*DATA LISTING*

+--

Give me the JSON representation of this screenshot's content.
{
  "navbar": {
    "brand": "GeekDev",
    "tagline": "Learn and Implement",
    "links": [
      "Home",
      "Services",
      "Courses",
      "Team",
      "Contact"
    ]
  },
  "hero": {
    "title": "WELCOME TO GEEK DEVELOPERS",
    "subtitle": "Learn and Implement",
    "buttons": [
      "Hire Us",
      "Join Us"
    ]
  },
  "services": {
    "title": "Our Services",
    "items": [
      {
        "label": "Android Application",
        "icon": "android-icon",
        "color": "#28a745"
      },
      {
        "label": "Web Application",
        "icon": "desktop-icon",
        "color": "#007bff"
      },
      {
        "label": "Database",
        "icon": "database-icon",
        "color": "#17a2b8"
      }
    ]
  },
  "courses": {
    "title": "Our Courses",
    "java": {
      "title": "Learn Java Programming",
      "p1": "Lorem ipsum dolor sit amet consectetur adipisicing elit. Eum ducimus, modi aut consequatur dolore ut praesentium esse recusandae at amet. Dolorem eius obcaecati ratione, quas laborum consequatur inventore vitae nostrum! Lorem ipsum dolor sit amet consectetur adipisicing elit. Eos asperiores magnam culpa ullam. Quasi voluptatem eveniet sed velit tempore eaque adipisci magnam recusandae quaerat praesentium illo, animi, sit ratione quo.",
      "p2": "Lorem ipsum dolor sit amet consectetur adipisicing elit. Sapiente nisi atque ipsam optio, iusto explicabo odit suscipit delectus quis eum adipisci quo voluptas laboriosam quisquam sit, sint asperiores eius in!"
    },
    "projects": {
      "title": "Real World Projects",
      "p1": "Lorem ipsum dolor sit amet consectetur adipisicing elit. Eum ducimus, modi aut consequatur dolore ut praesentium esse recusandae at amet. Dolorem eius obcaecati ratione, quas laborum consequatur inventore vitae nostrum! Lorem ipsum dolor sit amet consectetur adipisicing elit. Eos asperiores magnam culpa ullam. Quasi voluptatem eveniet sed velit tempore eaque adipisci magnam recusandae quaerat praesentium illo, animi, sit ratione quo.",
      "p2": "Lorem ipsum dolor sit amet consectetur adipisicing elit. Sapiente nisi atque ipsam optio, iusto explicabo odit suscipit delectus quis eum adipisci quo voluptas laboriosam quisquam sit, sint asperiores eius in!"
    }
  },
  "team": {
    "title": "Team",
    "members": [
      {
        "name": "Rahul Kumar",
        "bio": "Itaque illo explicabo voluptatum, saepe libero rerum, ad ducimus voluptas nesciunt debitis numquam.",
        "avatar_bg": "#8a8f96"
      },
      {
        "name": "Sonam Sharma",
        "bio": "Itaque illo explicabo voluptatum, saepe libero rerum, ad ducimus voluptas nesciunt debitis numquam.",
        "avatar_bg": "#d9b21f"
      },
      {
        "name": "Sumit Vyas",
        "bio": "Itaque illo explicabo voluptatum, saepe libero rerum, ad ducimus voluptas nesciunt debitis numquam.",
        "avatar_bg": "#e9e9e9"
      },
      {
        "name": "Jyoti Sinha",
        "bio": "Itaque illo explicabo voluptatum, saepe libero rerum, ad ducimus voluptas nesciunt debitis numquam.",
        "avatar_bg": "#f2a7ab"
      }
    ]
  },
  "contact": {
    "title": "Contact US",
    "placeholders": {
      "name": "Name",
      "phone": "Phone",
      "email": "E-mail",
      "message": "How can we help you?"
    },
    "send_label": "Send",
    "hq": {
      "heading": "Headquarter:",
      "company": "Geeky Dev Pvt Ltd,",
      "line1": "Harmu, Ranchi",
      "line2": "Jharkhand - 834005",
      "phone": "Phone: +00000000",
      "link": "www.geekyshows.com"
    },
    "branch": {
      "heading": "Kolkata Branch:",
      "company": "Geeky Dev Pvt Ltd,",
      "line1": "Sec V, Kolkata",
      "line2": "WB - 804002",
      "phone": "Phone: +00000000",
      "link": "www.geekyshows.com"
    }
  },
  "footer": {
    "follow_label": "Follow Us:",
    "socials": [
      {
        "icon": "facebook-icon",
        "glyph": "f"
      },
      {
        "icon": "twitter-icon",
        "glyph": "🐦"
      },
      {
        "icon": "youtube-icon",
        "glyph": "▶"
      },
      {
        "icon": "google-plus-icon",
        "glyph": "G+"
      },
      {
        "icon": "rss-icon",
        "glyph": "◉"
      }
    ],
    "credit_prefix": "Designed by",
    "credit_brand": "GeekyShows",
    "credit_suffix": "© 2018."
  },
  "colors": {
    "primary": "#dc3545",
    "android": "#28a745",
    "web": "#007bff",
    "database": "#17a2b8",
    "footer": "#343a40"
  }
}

+--

*OBJECTIVE*
Extract each line from the listing above, please, and repeat it exactly.

*RESULT FOR THIS EXERCISE*
Give me the JSON representation of this screenshot's content.
{
  "navbar": {
    "brand": "GeekDev",
    "tagline": "Learn and Implement",
    "links": [
      "Home",
      "Services",
      "Courses",
      "Team",
      "Contact"
    ]
  },
  "hero": {
    "title": "WELCOME TO GEEK DEVELOPERS",
    "subtitle": "Learn and Implement",
    "buttons": [
      "Hire Us",
      "Join Us"
    ]
  },
  "services": {
    "title": "Our Services",
    "items": [
      {
        "label": "Android Application",
        "icon": "android-icon",
        "color": "#28a745"
      },
      {
        "label": "Web Application",
        "icon": "desktop-icon",
        "color": "#007bff"
      },
      {
        "label": "Database",
        "icon": "database-icon",
        "color": "#17a2b8"
      }
    ]
  },
  "courses": {
    "title": "Our Courses",
    "java": {
      "title": "Learn Java Programming",
      "p1": "Lorem ipsum dolor sit amet consectetur adipisicing elit. Eum ducimus, modi aut consequatur dolore ut praesentium esse recusandae at amet. Dolorem eius obcaecati ratione, quas laborum consequatur inventore vitae nostrum! Lorem ipsum dolor sit amet consectetur adipisicing elit. Eos asperiores magnam culpa ullam. Quasi voluptatem eveniet sed velit tempore eaque adipisci magnam recusandae quaerat praesentium illo, animi, sit ratione quo.",
      "p2": "Lorem ipsum dolor sit amet consectetur adipisicing elit. Sapiente nisi atque ipsam optio, iusto explicabo odit suscipit delectus quis eum adipisci quo voluptas laboriosam quisquam sit, sint asperiores eius in!"
    },
    "projects": {
      "title": "Real World Projects",
      "p1": "Lorem ipsum dolor sit amet consectetur adipisicing elit. Eum ducimus, modi aut consequatur dolore ut praesentium esse recusandae at amet. Dolorem eius obcaecati ratione, quas laborum consequatur inventore vitae nostrum! Lorem ipsum dolor sit amet consectetur adipisicing elit. Eos asperiores magnam culpa ullam. Quasi voluptatem eveniet sed velit tempore eaque adipisci magnam recusandae quaerat praesentium illo, animi, sit ratione quo.",
      "p2": "Lorem ipsum dolor sit amet consectetur adipisicing elit. Sapiente nisi atque ipsam optio, iusto explicabo odit suscipit delectus quis eum adipisci quo voluptas laboriosam quisquam sit, sint asperiores eius in!"
    }
  },
  "team": {
    "title": "Team",
    "members": [
      {
        "name": "Rahul Kumar",
        "bio": "Itaque illo explicabo voluptatum, saepe libero rerum, ad ducimus voluptas nesciunt debitis numquam.",
        "avatar_bg": "#8a8f96"
      },
      {
        "name": "Sonam Sharma",
        "bio": "Itaque illo explicabo voluptatum, saepe libero rerum, ad ducimus voluptas nesciunt debitis numquam.",
        "avatar_bg": "#d9b21f"
      },
      {
        "name": "Sumit Vyas",
        "bio": "Itaque illo explicabo voluptatum, saepe libero rerum, ad ducimus voluptas nesciunt debitis numquam.",
        "avatar_bg": "#e9e9e9"
      },
      {
        "name": "Jyoti Sinha",
        "bio": "Itaque illo explicabo voluptatum, saepe libero rerum, ad ducimus voluptas nesciunt debitis numquam.",
        "avatar_bg": "#f2a7ab"
      }
    ]
  },
  "contact": {
    "title": "Contact US",
    "placeholders": {
      "name": "Name",
      "phone": "Phone",
      "email": "E-mail",
      "message": "How can we help you?"
    },
    "send_label": "Send",
    "hq": {
      "heading": "Headquarter:",
      "company": "Geeky Dev Pvt Ltd,",
      "line1": "Harmu, Ranchi",
      "line2": "Jharkhand - 834005",
      "phone": "Phone: +00000000",
      "link": "www.geekyshows.com"
    },
    "branch": {
      "heading": "Kolkata Branch:",
      "company": "Geeky Dev Pvt Ltd,",
      "line1": "Sec V, Kolkata",
      "line2": "WB - 804002",
      "phone": "Phone: +00000000",
      "link": "www.geekyshows.com"
    }
  },
  "footer": {
    "follow_label": "Follow Us:",
    "socials": [
      {
        "icon": "facebook-icon",
        "glyph": "f"
      },
      {
        "icon": "twitter-icon",
        "glyph": "🐦"
      },
      {
        "icon": "youtube-icon",
        "glyph": "▶"
      },
      {
        "icon": "google-plus-icon",
        "glyph": "G+"
      },
      {
        "icon": "rss-icon",
        "glyph": "◉"
      }
    ],
    "credit_prefix": "Designed by",
    "credit_brand": "GeekyShows",
    "credit_suffix": "© 2018."
  },
  "colors": {
    "primary": "#dc3545",
    "android": "#28a745",
    "web": "#007bff",
    "database": "#17a2b8",
    "footer": "#343a40"
  }
}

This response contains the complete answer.